Passage provided:
• • • • • • •

Overall the Valley is dealing with challenges not unlike those popping up elsewhere. Youngstown police have had to bust large gatherings that run afoul of the stay-at-home order. On the day last week when it became clear Mahoning County had become a relative hotspot, the sheriff, Jerry Greene, posted a Facebook video urging people to “take a good look at ourselves” and only leave home if necessary.

“I don’t believe enough people have been taking this seriously,” Greene told viewers.

Other changes are felt more acutely than they might be in larger cities. Every summer, the Valley comes alive with outdoor ethnic smorgasbords and church celebrations. Youngstown’s Mount Carmel Italian Festival, planned for late July, has already been canceled. Local officials say the large Catholic population seems to be following the governor’s guidance to not worship in public. But it all carries an emotional cost in a place where many children never stray far from their parents’ and grandparents’ neighborhoods once they become adults.

• • • • • • •

Records:
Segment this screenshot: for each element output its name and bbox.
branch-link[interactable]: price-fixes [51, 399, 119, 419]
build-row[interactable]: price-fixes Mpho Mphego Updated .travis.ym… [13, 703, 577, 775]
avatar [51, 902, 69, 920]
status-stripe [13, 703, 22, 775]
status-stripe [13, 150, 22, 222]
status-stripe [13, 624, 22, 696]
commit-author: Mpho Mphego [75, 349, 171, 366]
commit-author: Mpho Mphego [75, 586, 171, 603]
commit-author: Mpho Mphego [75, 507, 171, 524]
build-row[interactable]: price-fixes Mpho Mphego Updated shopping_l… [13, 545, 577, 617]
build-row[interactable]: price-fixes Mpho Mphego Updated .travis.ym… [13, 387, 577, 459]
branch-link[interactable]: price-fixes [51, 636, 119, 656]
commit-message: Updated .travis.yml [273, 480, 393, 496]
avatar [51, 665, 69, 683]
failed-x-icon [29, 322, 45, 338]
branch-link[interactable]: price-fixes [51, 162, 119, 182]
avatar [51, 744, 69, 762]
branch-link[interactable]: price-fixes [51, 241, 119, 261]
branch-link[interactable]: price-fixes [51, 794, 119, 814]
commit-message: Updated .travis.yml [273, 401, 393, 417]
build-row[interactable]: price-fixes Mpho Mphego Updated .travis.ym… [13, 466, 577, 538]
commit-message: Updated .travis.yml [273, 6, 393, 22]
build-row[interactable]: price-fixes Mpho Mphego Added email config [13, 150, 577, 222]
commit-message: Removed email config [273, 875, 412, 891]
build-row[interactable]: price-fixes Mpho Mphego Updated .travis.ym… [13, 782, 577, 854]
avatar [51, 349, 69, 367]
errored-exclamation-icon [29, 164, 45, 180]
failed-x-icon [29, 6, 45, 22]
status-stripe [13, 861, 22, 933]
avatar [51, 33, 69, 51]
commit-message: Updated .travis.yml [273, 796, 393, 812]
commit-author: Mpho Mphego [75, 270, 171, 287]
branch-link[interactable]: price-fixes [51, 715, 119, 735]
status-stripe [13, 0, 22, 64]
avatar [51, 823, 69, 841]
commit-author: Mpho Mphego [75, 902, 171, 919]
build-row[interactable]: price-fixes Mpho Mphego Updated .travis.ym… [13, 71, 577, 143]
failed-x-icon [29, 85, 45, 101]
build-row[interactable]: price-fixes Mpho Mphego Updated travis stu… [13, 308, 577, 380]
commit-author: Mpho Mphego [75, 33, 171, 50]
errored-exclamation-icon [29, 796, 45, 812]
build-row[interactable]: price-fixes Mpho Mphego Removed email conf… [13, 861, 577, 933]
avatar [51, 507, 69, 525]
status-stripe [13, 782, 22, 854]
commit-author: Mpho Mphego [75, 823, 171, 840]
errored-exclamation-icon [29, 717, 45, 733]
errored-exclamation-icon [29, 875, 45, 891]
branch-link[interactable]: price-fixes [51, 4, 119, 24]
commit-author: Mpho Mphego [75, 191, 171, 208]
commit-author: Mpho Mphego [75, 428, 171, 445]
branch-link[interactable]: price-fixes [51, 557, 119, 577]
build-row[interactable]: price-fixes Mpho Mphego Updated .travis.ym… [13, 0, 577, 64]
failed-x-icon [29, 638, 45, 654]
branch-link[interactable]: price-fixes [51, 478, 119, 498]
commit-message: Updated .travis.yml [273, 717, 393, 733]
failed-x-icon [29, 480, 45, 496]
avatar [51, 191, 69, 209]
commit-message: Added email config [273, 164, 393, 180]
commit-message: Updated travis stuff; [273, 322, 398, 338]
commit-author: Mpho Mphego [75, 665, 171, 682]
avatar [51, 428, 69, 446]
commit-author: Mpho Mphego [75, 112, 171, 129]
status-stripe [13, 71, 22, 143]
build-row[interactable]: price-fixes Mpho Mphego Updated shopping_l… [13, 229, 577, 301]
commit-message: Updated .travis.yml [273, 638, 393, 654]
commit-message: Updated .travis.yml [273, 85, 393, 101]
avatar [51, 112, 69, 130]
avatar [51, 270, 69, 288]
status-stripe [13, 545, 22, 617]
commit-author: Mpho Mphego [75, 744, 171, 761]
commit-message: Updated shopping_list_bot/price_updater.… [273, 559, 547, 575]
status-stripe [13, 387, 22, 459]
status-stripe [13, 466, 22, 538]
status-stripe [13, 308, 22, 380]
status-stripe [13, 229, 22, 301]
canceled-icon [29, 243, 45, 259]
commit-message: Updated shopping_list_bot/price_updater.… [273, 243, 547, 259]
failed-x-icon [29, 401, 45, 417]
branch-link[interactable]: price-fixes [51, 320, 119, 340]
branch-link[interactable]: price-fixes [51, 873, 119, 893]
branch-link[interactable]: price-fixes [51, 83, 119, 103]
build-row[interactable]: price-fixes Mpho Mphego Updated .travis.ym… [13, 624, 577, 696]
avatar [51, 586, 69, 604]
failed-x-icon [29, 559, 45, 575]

• • • • • • •

Write the next part of the passage above about the Valley and Youngstown under the stay-at-home order, starting after its final sentence. The material is separate from the passage about the Valley and has nothing to do with it.

“You really have these lonely deaths of people, and then you have the family that’s isolated from them,” said Ryan, who staged a brief campaign for president last year. “And then some of the family members are sick, and the family members can’t even grieve with each other.”

“It just rips your heart out,” Ryan added. “A kid loses his grandfather and can’t hug his dad.”

This also is the kind of community where people may have gotten their hopes up when President Donald Trump said he hoped to have the country back to normal in time for Easter Sunday services.

“When we were shutting down bars and restaurants, he was still talking about opening it back up for Easter,” said Brown, a Democrat who was an early supporter of Joe Biden’s presidential campaign. “And here we are at Easter, and the majority of the state is shut down.”

Trump factors into another theory circulating in the Valley: that his early downplaying of the virus rubbed off on people who trust what he says. Mahoning and Trumbull counties were once reliably Democratic. In 2016, Trumbull backed Trump, the first time the county had supported a Republican for president since 1972. Mahoning narrowly favored Hillary Clinton. Trump’s 2017 rally at downtown Youngstown’s Covelli Centre — a venue that typically hosts concerts, junior league hockey games, boxing matches, and WWE SummerSlam — was raucous. And despite the GM saga, in which Trump did little more than antagonize both management and labor, it’s hard to go anywhere in the area without hearing from aggressively defensive Trump fans.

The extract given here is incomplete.